== Entries provided ==
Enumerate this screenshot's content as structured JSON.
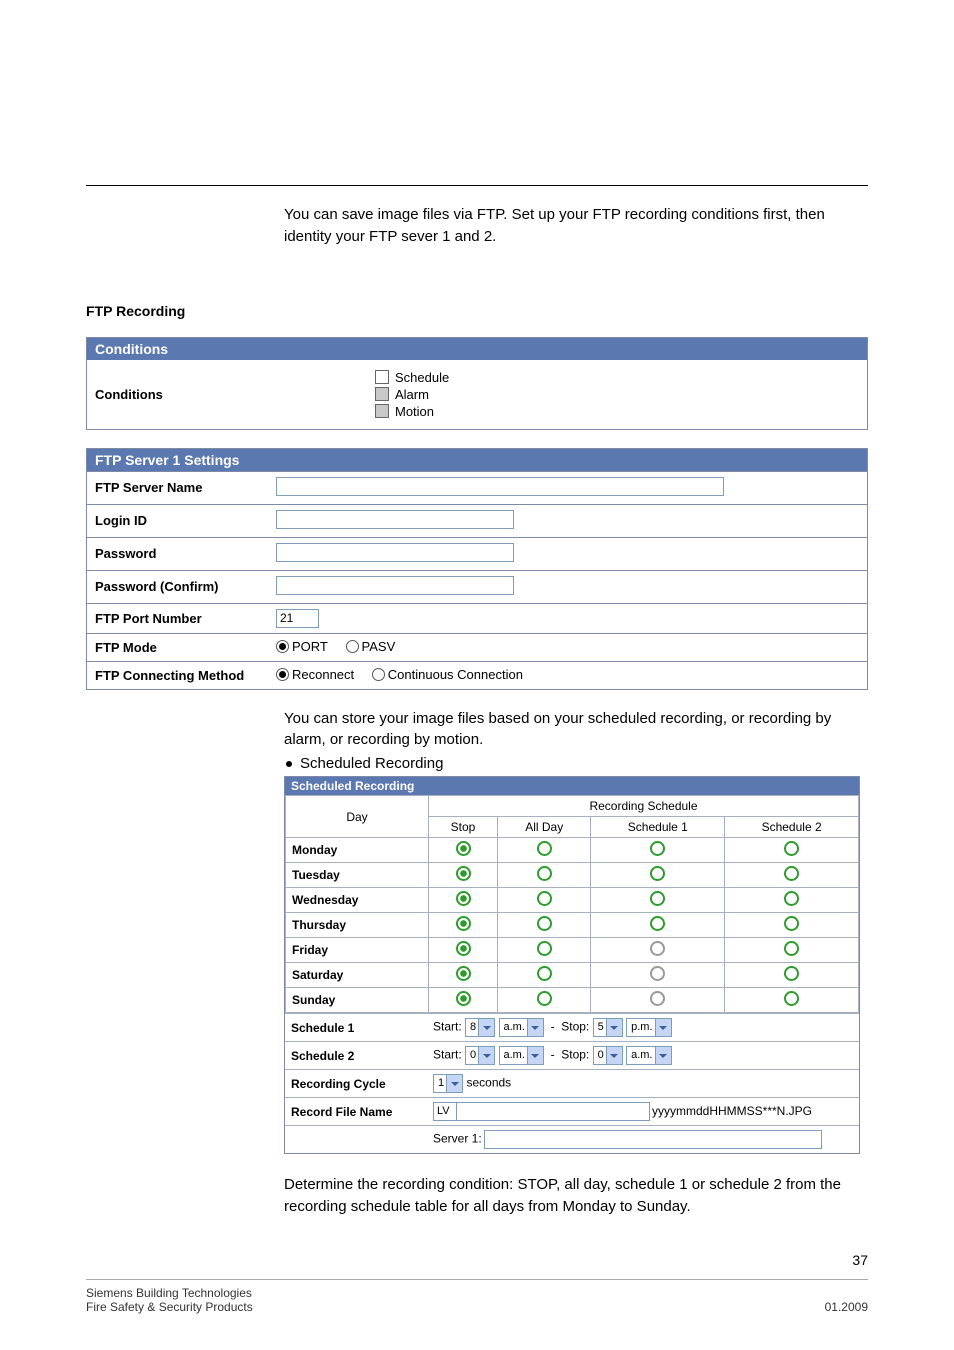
{
  "intro": "You can save image files via FTP. Set up your FTP recording conditions first, then identity your FTP sever 1 and 2.",
  "heading": "FTP Recording",
  "conditions": {
    "header": "Conditions",
    "label": "Conditions",
    "c1": "Schedule",
    "c2": "Alarm",
    "c3": "Motion"
  },
  "ftp": {
    "header": "FTP Server 1 Settings",
    "rows": {
      "serverName": "FTP Server Name",
      "loginId": "Login ID",
      "password": "Password",
      "passwordConfirm": "Password (Confirm)",
      "portNumber": "FTP Port Number",
      "portValue": "21",
      "mode": "FTP Mode",
      "mode1": "PORT",
      "mode2": "PASV",
      "connMethod": "FTP Connecting Method",
      "conn1": "Reconnect",
      "conn2": "Continuous Connection"
    }
  },
  "para2": "You can store your image files based on your scheduled recording, or recording by alarm, or recording by motion.",
  "bullet": "Scheduled Recording",
  "sched": {
    "header": "Scheduled Recording",
    "dayH": "Day",
    "recH": "Recording Schedule",
    "cols": {
      "stop": "Stop",
      "allday": "All Day",
      "s1": "Schedule 1",
      "s2": "Schedule 2"
    },
    "days": [
      "Monday",
      "Tuesday",
      "Wednesday",
      "Thursday",
      "Friday",
      "Saturday",
      "Sunday"
    ],
    "conf": {
      "s1label": "Schedule 1",
      "s2label": "Schedule 2",
      "start": "Start:",
      "stop": "Stop:",
      "s1startH": "8",
      "s1startM": "a.m.",
      "s1stopH": "5",
      "s1stopM": "p.m.",
      "s2startH": "0",
      "s2startM": "a.m.",
      "s2stopH": "0",
      "s2stopM": "a.m.",
      "recCycle": "Recording Cycle",
      "recCycleVal": "1",
      "recCycleUnit": "seconds",
      "fileName": "Record File Name",
      "fnPrefix": "LV",
      "fnSuffix": "yyyymmddHHMMSS***N.JPG",
      "server": "Server 1:"
    }
  },
  "para3": "Determine the recording condition: STOP, all day, schedule 1 or schedule 2 from the recording schedule table for all days from Monday to Sunday.",
  "pageNum": "37",
  "footer": {
    "l1": "Siemens Building Technologies",
    "l2": "Fire Safety & Security Products",
    "r": "01.2009"
  }
}
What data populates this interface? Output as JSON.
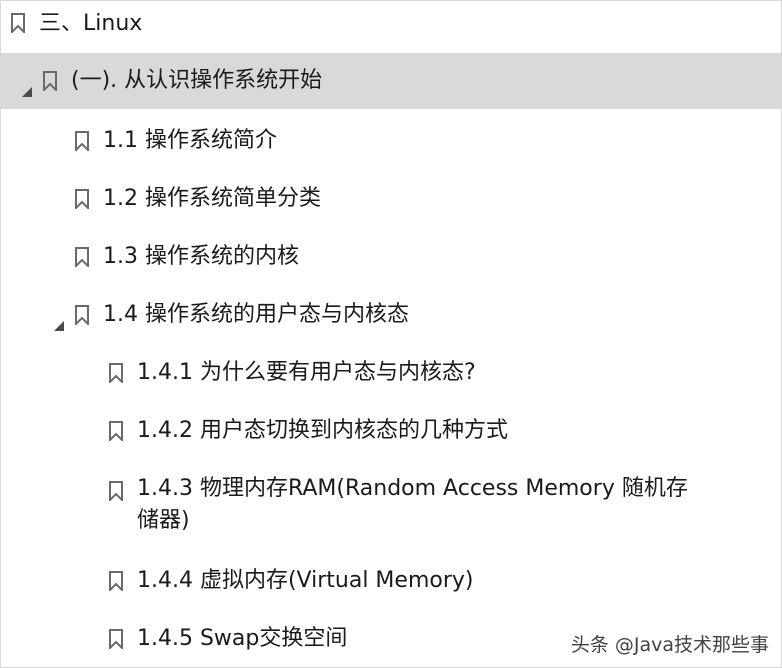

== Task goal ==
Images in the records should not be copied. Repeat all the rest exactly.

== Completed exercise ==
Enumerate this screenshot's content as structured JSON.
{
  "intro": "You can save image files via FTP. Set up your FTP recording conditions first, then identity your FTP sever 1 and 2.",
  "heading": "FTP Recording",
  "conditions": {
    "header": "Conditions",
    "label": "Conditions",
    "c1": "Schedule",
    "c2": "Alarm",
    "c3": "Motion"
  },
  "ftp": {
    "header": "FTP Server 1 Settings",
    "rows": {
      "serverName": "FTP Server Name",
      "loginId": "Login ID",
      "password": "Password",
      "passwordConfirm": "Password (Confirm)",
      "portNumber": "FTP Port Number",
      "portValue": "21",
      "mode": "FTP Mode",
      "mode1": "PORT",
      "mode2": "PASV",
      "connMethod": "FTP Connecting Method",
      "conn1": "Reconnect",
      "conn2": "Continuous Connection"
    }
  },
  "para2": "You can store your image files based on your scheduled recording, or recording by alarm, or recording by motion.",
  "bullet": "Scheduled Recording",
  "sched": {
    "header": "Scheduled Recording",
    "dayH": "Day",
    "recH": "Recording Schedule",
    "cols": {
      "stop": "Stop",
      "allday": "All Day",
      "s1": "Schedule 1",
      "s2": "Schedule 2"
    },
    "days": [
      "Monday",
      "Tuesday",
      "Wednesday",
      "Thursday",
      "Friday",
      "Saturday",
      "Sunday"
    ],
    "conf": {
      "s1label": "Schedule 1",
      "s2label": "Schedule 2",
      "start": "Start:",
      "stop": "Stop:",
      "s1startH": "8",
      "s1startM": "a.m.",
      "s1stopH": "5",
      "s1stopM": "p.m.",
      "s2startH": "0",
      "s2startM": "a.m.",
      "s2stopH": "0",
      "s2stopM": "a.m.",
      "recCycle": "Recording Cycle",
      "recCycleVal": "1",
      "recCycleUnit": "seconds",
      "fileName": "Record File Name",
      "fnPrefix": "LV",
      "fnSuffix": "yyyymmddHHMMSS***N.JPG",
      "server": "Server 1:"
    }
  },
  "para3": "Determine the recording condition: STOP, all day, schedule 1 or schedule 2 from the recording schedule table for all days from Monday to Sunday.",
  "pageNum": "37",
  "footer": {
    "l1": "Siemens Building Technologies",
    "l2": "Fire Safety & Security Products",
    "r": "01.2009"
  }
}
What data populates this interface? Output as JSON.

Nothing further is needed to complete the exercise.